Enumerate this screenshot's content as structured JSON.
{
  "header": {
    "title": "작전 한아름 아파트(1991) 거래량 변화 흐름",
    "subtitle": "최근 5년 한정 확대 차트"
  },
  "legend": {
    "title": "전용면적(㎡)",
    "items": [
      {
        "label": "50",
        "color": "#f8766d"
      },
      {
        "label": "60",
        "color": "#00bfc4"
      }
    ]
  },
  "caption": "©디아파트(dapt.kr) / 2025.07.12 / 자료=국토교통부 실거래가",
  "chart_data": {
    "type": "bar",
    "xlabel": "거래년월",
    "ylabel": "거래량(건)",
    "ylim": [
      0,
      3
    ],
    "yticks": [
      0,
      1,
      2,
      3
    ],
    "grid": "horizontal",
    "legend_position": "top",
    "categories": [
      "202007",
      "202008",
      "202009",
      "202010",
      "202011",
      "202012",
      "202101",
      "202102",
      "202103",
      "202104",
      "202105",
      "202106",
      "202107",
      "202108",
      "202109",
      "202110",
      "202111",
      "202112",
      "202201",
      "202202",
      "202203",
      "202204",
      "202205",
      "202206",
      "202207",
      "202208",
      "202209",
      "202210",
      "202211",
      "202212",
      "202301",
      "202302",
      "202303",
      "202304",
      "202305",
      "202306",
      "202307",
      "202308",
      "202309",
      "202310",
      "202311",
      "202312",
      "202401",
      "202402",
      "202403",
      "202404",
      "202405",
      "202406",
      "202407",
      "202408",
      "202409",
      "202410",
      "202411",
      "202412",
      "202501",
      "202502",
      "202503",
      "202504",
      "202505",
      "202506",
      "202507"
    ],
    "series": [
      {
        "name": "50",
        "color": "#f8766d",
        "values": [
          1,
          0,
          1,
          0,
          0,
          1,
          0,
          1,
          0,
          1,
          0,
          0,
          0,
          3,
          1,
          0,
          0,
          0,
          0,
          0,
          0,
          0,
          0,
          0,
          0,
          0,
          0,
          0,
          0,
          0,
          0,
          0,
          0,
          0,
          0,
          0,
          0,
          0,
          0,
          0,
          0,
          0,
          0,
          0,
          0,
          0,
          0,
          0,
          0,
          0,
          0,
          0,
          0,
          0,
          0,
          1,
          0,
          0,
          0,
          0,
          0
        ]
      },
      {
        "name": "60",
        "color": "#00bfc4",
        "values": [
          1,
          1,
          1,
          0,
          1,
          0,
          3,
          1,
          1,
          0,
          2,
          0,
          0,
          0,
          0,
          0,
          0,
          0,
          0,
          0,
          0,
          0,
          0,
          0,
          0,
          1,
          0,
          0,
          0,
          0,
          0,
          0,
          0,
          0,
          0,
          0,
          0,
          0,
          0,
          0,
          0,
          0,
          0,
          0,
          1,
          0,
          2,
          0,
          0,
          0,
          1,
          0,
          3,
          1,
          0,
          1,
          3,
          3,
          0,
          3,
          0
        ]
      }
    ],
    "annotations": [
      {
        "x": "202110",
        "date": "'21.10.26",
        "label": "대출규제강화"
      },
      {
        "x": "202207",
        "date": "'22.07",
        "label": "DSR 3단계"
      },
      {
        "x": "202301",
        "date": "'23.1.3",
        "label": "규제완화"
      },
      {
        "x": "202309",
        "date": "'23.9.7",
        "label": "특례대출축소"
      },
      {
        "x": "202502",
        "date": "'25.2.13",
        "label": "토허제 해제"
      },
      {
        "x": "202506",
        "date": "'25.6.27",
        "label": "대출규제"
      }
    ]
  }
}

*Directions for this task*
Copy out every line holding the string "color".

*Solution*
        "color": "#f8766d"
        "color": "#00bfc4"
        "color": "#f8766d",
        "color": "#00bfc4",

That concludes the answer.